Your task is to repeat the entries exactly. Leave the pictures out.

Extracts from a graphics dataset:
##########

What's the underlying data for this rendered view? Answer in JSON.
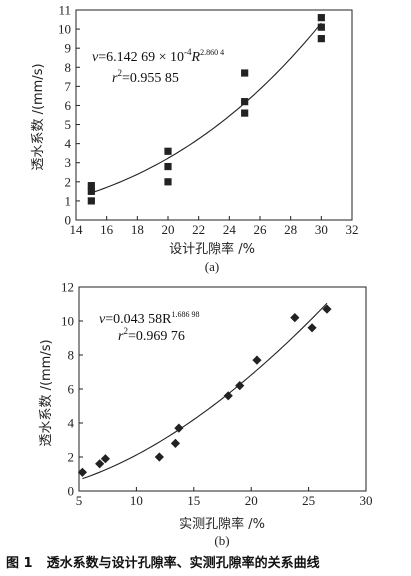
{
  "caption": {
    "label": "图 1",
    "text": "透水系数与设计孔隙率、实测孔隙率的关系曲线"
  },
  "chart_data": [
    {
      "type": "scatter",
      "panel_label": "(a)",
      "xlabel": "设计孔隙率 /%",
      "ylabel": "透水系数 /(mm/s)",
      "xlim": [
        14,
        32
      ],
      "ylim": [
        0,
        11
      ],
      "xticks": [
        14,
        16,
        18,
        20,
        22,
        24,
        26,
        28,
        30,
        32
      ],
      "yticks": [
        0,
        1,
        2,
        3,
        4,
        5,
        6,
        7,
        8,
        9,
        10,
        11
      ],
      "marker": "square",
      "points": [
        {
          "x": 15,
          "y": 1.0
        },
        {
          "x": 15,
          "y": 1.5
        },
        {
          "x": 15,
          "y": 1.8
        },
        {
          "x": 20,
          "y": 2.0
        },
        {
          "x": 20,
          "y": 2.8
        },
        {
          "x": 20,
          "y": 3.6
        },
        {
          "x": 25,
          "y": 5.6
        },
        {
          "x": 25,
          "y": 6.2
        },
        {
          "x": 25,
          "y": 7.7
        },
        {
          "x": 30,
          "y": 9.5
        },
        {
          "x": 30,
          "y": 10.1
        },
        {
          "x": 30,
          "y": 10.6
        }
      ],
      "fit": {
        "coef": 0.000614269,
        "exp": 2.8604,
        "x_from": 15,
        "x_to": 30
      },
      "equation": {
        "v": "v",
        "eq_a": "=6.142 69 × 10",
        "pow_a": "-4",
        "r_sym": "R",
        "pow_b": "2.860 4",
        "r2": "r",
        "r2_pow": "2",
        "r2_val": "=0.955 85"
      }
    },
    {
      "type": "scatter",
      "panel_label": "(b)",
      "xlabel": "实测孔隙率 /%",
      "ylabel": "透水系数 /(mm/s)",
      "xlim": [
        5,
        30
      ],
      "ylim": [
        0,
        12
      ],
      "xticks": [
        5,
        10,
        15,
        20,
        25,
        30
      ],
      "yticks": [
        0,
        2,
        4,
        6,
        8,
        10,
        12
      ],
      "marker": "diamond",
      "points": [
        {
          "x": 5.3,
          "y": 1.1
        },
        {
          "x": 6.8,
          "y": 1.6
        },
        {
          "x": 7.3,
          "y": 1.9
        },
        {
          "x": 12.0,
          "y": 2.0
        },
        {
          "x": 13.4,
          "y": 2.8
        },
        {
          "x": 13.7,
          "y": 3.7
        },
        {
          "x": 18.0,
          "y": 5.6
        },
        {
          "x": 19.0,
          "y": 6.2
        },
        {
          "x": 20.5,
          "y": 7.7
        },
        {
          "x": 23.8,
          "y": 10.2
        },
        {
          "x": 25.3,
          "y": 9.6
        },
        {
          "x": 26.6,
          "y": 10.7
        }
      ],
      "fit": {
        "coef": 0.04358,
        "exp": 1.68698,
        "x_from": 5.3,
        "x_to": 26.6
      },
      "equation": {
        "v": "v",
        "eq_a": "=0.043 58R",
        "pow_a": "1.686 98",
        "r2": "r",
        "r2_pow": "2",
        "r2_val": "=0.969 76"
      }
    }
  ]
}
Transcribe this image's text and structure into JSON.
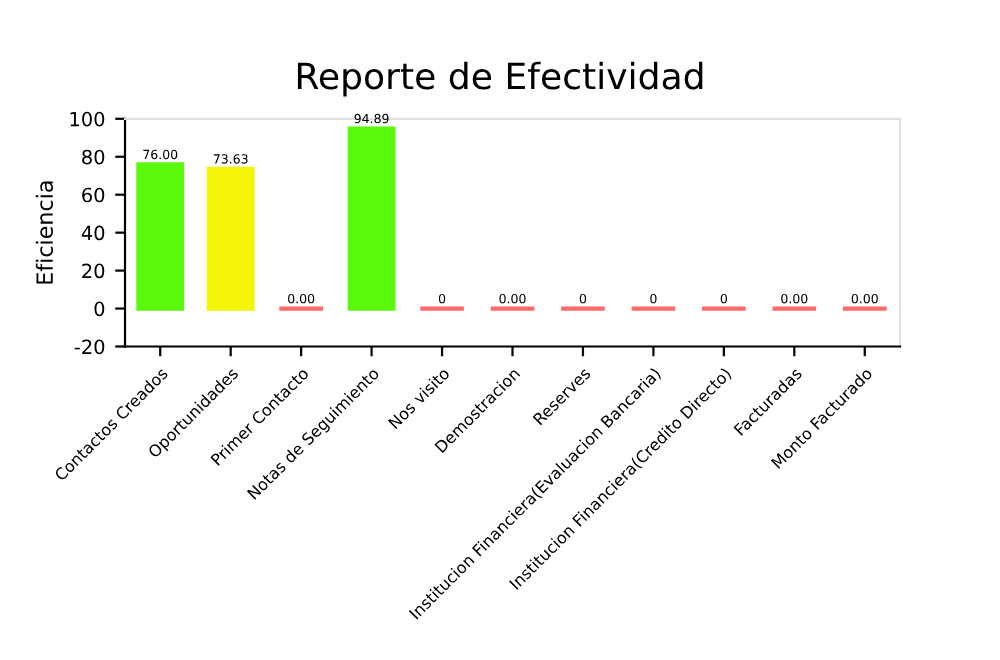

##########

Task solution =>
What's the underlying data for this rendered view? Answer in JSON.
{
  "caption": {
    "label": "图 1",
    "text": "透水系数与设计孔隙率、实测孔隙率的关系曲线"
  },
  "chart_data": [
    {
      "type": "scatter",
      "panel_label": "(a)",
      "xlabel": "设计孔隙率 /%",
      "ylabel": "透水系数 /(mm/s)",
      "xlim": [
        14,
        32
      ],
      "ylim": [
        0,
        11
      ],
      "xticks": [
        14,
        16,
        18,
        20,
        22,
        24,
        26,
        28,
        30,
        32
      ],
      "yticks": [
        0,
        1,
        2,
        3,
        4,
        5,
        6,
        7,
        8,
        9,
        10,
        11
      ],
      "marker": "square",
      "points": [
        {
          "x": 15,
          "y": 1.0
        },
        {
          "x": 15,
          "y": 1.5
        },
        {
          "x": 15,
          "y": 1.8
        },
        {
          "x": 20,
          "y": 2.0
        },
        {
          "x": 20,
          "y": 2.8
        },
        {
          "x": 20,
          "y": 3.6
        },
        {
          "x": 25,
          "y": 5.6
        },
        {
          "x": 25,
          "y": 6.2
        },
        {
          "x": 25,
          "y": 7.7
        },
        {
          "x": 30,
          "y": 9.5
        },
        {
          "x": 30,
          "y": 10.1
        },
        {
          "x": 30,
          "y": 10.6
        }
      ],
      "fit": {
        "coef": 0.000614269,
        "exp": 2.8604,
        "x_from": 15,
        "x_to": 30
      },
      "equation": {
        "v": "v",
        "eq_a": "=6.142 69 × 10",
        "pow_a": "-4",
        "r_sym": "R",
        "pow_b": "2.860 4",
        "r2": "r",
        "r2_pow": "2",
        "r2_val": "=0.955 85"
      }
    },
    {
      "type": "scatter",
      "panel_label": "(b)",
      "xlabel": "实测孔隙率 /%",
      "ylabel": "透水系数 /(mm/s)",
      "xlim": [
        5,
        30
      ],
      "ylim": [
        0,
        12
      ],
      "xticks": [
        5,
        10,
        15,
        20,
        25,
        30
      ],
      "yticks": [
        0,
        2,
        4,
        6,
        8,
        10,
        12
      ],
      "marker": "diamond",
      "points": [
        {
          "x": 5.3,
          "y": 1.1
        },
        {
          "x": 6.8,
          "y": 1.6
        },
        {
          "x": 7.3,
          "y": 1.9
        },
        {
          "x": 12.0,
          "y": 2.0
        },
        {
          "x": 13.4,
          "y": 2.8
        },
        {
          "x": 13.7,
          "y": 3.7
        },
        {
          "x": 18.0,
          "y": 5.6
        },
        {
          "x": 19.0,
          "y": 6.2
        },
        {
          "x": 20.5,
          "y": 7.7
        },
        {
          "x": 23.8,
          "y": 10.2
        },
        {
          "x": 25.3,
          "y": 9.6
        },
        {
          "x": 26.6,
          "y": 10.7
        }
      ],
      "fit": {
        "coef": 0.04358,
        "exp": 1.68698,
        "x_from": 5.3,
        "x_to": 26.6
      },
      "equation": {
        "v": "v",
        "eq_a": "=0.043 58R",
        "pow_a": "1.686 98",
        "r2": "r",
        "r2_pow": "2",
        "r2_val": "=0.969 76"
      }
    }
  ]
}
Transcribe this image's text and structure into JSON.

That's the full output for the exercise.